◆ Supplied material
***
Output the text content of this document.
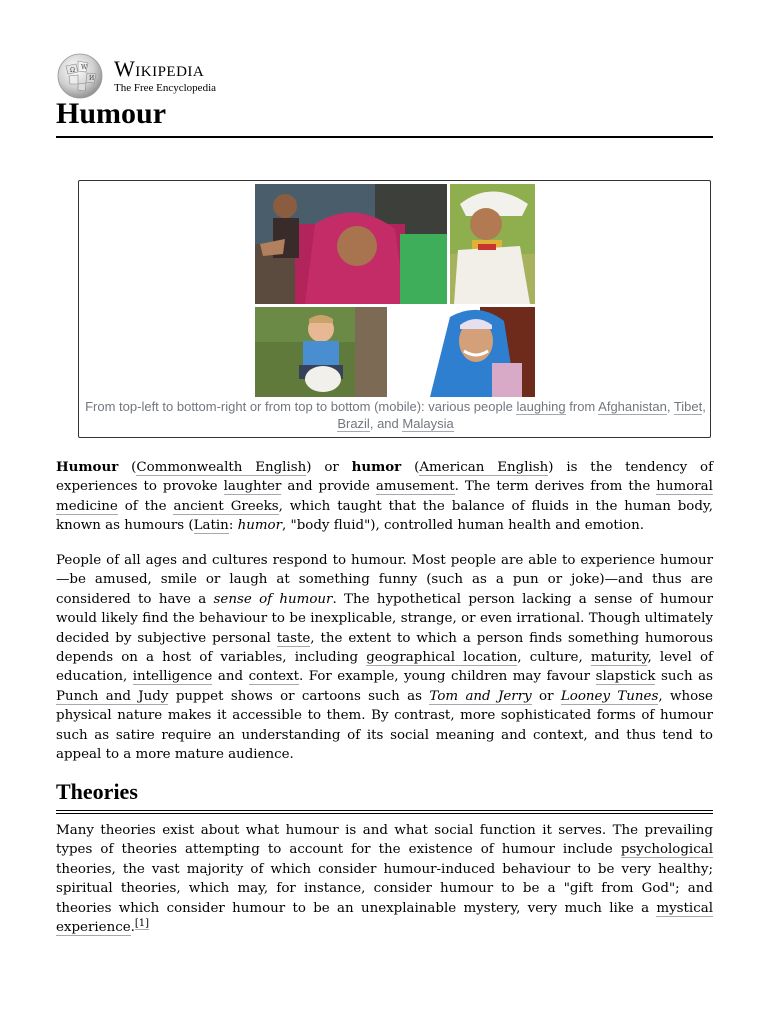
Ω W
И Wikipedia
The Free Encyclopedia
Humour
From top-left to bottom-right or from top to bottom (mobile): various people laughing from Afghanistan, Tibet,
Brazil, and Malaysia

Humour (Commonwealth English) or humor (American English) is the tendency of experiences to provoke laughter and provide amusement. The term derives from the humoral medicine of the ancient Greeks, which taught that the balance of fluids in the human body, known as humours (Latin: humor, "body fluid"), controlled human health and emotion.

People of all ages and cultures respond to humour. Most people are able to experience humour—be amused, smile or laugh at something funny (such as a pun or joke)—and thus are considered to have a sense of humour. The hypothetical person lacking a sense of humour would likely find the behaviour to be inexplicable, strange, or even irrational. Though ultimately decided by subjective personal taste, the extent to which a person finds something humorous depends on a host of variables, including geographical location, culture, maturity, level of education, intelligence and context. For example, young children may favour slapstick such as Punch and Judy puppet shows or cartoons such as Tom and Jerry or Looney Tunes, whose physical nature makes it accessible to them. By contrast, more sophisticated forms of humour such as satire require an understanding of its social meaning and context, and thus tend to appeal to a more mature audience.

Theories

Many theories exist about what humour is and what social function it serves. The prevailing types of theories attempting to account for the existence of humour include psychological theories, the vast majority of which consider humour-induced behaviour to be very healthy; spiritual theories, which may, for instance, consider humour to be a "gift from God"; and theories which consider humour to be an unexplainable mystery, very much like a mystical experience.[1]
***
◆ Task goal
Find the lines holding "social" and list every one.

◆ Correct answer
People of all ages and cultures respond to humour. Most people are able to experience humour—be amused, smile or laugh at something funny (such as a pun or joke)—and thus are considered to have a sense of humour. The hypothetical person lacking a sense of humour would likely find the behaviour to be inexplicable, strange, or even irrational. Though ultimately decided by subjective personal taste, the extent to which a person finds something humorous depends on a host of variables, including geographical location, culture, maturity, level of education, intelligence and context. For example, young children may favour slapstick such as Punch and Judy puppet shows or cartoons such as Tom and Jerry or Looney Tunes, whose physical nature makes it accessible to them. By contrast, more sophisticated forms of humour such as satire require an understanding of its social meaning and context, and thus tend to appeal to a more mature audience.
Many theories exist about what humour is and what social function it serves. The prevailing types of theories attempting to account for the existence of humour include psychological theories, the vast majority of which consider humour-induced behaviour to be very healthy; spiritual theories, which may, for instance, consider humour to be a "gift from God"; and theories which consider humour to be an unexplainable mystery, very much like a mystical experience.[1]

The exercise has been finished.